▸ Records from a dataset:
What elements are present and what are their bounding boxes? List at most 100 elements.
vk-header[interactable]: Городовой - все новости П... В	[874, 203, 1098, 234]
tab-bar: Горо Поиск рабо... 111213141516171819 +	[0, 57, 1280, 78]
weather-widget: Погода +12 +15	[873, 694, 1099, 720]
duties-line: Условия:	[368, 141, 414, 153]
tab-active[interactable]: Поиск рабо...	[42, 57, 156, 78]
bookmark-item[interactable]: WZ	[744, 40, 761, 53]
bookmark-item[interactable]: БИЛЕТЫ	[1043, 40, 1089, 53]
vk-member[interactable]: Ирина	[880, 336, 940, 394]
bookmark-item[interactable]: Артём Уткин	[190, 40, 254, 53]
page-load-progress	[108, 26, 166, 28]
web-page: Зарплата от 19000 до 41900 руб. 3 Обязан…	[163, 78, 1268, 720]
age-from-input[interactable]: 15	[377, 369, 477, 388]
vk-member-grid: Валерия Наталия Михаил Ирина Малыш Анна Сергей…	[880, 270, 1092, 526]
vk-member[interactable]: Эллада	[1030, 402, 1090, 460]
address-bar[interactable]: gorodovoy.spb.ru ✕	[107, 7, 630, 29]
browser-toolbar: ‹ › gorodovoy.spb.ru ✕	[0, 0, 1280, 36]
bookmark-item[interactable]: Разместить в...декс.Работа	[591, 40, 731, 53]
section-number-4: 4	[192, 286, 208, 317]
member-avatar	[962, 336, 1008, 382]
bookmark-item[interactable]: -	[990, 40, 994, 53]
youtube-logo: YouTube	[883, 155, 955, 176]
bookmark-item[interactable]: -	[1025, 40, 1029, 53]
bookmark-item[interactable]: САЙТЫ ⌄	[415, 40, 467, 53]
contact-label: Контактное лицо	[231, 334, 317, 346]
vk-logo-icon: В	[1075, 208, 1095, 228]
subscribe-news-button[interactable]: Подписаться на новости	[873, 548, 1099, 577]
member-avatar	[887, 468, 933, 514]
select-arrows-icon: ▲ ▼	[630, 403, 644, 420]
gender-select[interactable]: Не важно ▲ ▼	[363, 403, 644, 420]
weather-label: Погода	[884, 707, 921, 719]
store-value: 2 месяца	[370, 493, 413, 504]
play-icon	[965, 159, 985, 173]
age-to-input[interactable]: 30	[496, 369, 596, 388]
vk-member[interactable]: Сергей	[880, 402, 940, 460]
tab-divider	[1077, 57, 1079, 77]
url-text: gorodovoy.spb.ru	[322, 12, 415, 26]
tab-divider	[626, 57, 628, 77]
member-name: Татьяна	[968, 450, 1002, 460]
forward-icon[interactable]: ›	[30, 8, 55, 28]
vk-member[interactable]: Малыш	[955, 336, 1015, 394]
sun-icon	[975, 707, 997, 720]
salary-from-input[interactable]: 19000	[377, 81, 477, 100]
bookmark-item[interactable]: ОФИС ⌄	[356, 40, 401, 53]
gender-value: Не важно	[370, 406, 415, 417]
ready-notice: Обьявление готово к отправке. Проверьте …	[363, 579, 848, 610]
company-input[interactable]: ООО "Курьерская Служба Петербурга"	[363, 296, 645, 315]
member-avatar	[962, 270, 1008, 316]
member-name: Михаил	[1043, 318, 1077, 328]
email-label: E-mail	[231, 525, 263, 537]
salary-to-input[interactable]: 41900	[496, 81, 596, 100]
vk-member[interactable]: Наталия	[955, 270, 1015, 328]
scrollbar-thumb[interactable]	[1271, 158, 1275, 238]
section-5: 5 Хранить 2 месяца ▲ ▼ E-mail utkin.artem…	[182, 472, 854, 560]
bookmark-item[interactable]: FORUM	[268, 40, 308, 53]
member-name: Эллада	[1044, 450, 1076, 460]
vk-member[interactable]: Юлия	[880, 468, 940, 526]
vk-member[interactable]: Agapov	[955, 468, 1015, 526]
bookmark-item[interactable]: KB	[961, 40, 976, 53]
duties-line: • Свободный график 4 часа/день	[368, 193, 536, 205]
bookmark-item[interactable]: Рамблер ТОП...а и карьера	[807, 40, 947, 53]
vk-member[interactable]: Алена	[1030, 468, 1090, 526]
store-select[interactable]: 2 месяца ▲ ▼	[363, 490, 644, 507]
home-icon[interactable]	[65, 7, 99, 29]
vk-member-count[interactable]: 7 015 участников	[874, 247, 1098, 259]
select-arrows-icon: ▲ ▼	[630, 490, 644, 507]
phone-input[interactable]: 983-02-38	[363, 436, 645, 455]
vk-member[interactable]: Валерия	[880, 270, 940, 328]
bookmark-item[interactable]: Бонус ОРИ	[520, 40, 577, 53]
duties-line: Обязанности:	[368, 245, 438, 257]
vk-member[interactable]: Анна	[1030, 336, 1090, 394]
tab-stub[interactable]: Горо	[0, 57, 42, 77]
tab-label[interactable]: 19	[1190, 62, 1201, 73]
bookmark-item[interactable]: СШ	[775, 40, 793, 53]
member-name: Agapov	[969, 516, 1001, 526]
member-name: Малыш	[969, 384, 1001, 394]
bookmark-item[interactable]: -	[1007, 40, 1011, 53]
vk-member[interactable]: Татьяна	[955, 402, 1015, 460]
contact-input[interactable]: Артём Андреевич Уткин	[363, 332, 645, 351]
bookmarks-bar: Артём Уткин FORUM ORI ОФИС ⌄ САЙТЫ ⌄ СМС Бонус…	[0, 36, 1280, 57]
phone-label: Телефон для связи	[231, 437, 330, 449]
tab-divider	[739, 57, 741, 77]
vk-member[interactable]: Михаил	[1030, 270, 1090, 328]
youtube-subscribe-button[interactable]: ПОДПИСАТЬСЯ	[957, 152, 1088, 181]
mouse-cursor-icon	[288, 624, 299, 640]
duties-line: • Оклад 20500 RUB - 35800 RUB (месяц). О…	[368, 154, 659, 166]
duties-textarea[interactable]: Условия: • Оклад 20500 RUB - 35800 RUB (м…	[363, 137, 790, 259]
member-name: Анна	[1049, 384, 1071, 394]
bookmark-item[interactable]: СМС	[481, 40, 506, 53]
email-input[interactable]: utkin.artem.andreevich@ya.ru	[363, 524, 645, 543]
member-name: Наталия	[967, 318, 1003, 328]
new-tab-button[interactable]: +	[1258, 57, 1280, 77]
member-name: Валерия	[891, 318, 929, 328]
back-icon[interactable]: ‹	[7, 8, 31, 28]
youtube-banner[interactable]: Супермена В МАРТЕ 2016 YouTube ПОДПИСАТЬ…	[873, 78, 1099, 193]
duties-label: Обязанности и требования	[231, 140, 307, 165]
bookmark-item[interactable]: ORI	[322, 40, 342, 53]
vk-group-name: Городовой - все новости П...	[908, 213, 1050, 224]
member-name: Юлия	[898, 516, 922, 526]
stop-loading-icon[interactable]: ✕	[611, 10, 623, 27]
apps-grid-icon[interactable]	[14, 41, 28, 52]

▸ REQUEST:
Please reproduce the material above, without any change, from its first line up to and including the line that contains "12, 415, 26]".

▸ ANSWER FOR THIS EXERCISE:
What elements are present and what are their bounding boxes? List at most 100 elements.
vk-header[interactable]: Городовой - все новости П... В	[874, 203, 1098, 234]
tab-bar: Горо Поиск рабо... 111213141516171819 +	[0, 57, 1280, 78]
weather-widget: Погода +12 +15	[873, 694, 1099, 720]
duties-line: Условия:	[368, 141, 414, 153]
tab-active[interactable]: Поиск рабо...	[42, 57, 156, 78]
bookmark-item[interactable]: WZ	[744, 40, 761, 53]
bookmark-item[interactable]: БИЛЕТЫ	[1043, 40, 1089, 53]
vk-member[interactable]: Ирина	[880, 336, 940, 394]
bookmark-item[interactable]: Артём Уткин	[190, 40, 254, 53]
page-load-progress	[108, 26, 166, 28]
web-page: Зарплата от 19000 до 41900 руб. 3 Обязан…	[163, 78, 1268, 720]
age-from-input[interactable]: 15	[377, 369, 477, 388]
vk-member-grid: Валерия Наталия Михаил Ирина Малыш Анна Сергей…	[880, 270, 1092, 526]
vk-member[interactable]: Эллада	[1030, 402, 1090, 460]
address-bar[interactable]: gorodovoy.spb.ru ✕	[107, 7, 630, 29]
browser-toolbar: ‹ › gorodovoy.spb.ru ✕	[0, 0, 1280, 36]
bookmark-item[interactable]: Разместить в...декс.Работа	[591, 40, 731, 53]
section-number-4: 4	[192, 286, 208, 317]
member-avatar	[962, 336, 1008, 382]
bookmark-item[interactable]: -	[990, 40, 994, 53]
youtube-logo: YouTube	[883, 155, 955, 176]
bookmark-item[interactable]: -	[1025, 40, 1029, 53]
bookmark-item[interactable]: САЙТЫ ⌄	[415, 40, 467, 53]
contact-label: Контактное лицо	[231, 334, 317, 346]
vk-logo-icon: В	[1075, 208, 1095, 228]
subscribe-news-button[interactable]: Подписаться на новости	[873, 548, 1099, 577]
member-avatar	[887, 468, 933, 514]
select-arrows-icon: ▲ ▼	[630, 403, 644, 420]
gender-select[interactable]: Не важно ▲ ▼	[363, 403, 644, 420]
weather-label: Погода	[884, 707, 921, 719]
store-value: 2 месяца	[370, 493, 413, 504]
play-icon	[965, 159, 985, 173]
age-to-input[interactable]: 30	[496, 369, 596, 388]
vk-member[interactable]: Сергей	[880, 402, 940, 460]
tab-divider	[1077, 57, 1079, 77]
url-text: gorodovoy.spb.ru	[322, 12, 415, 26]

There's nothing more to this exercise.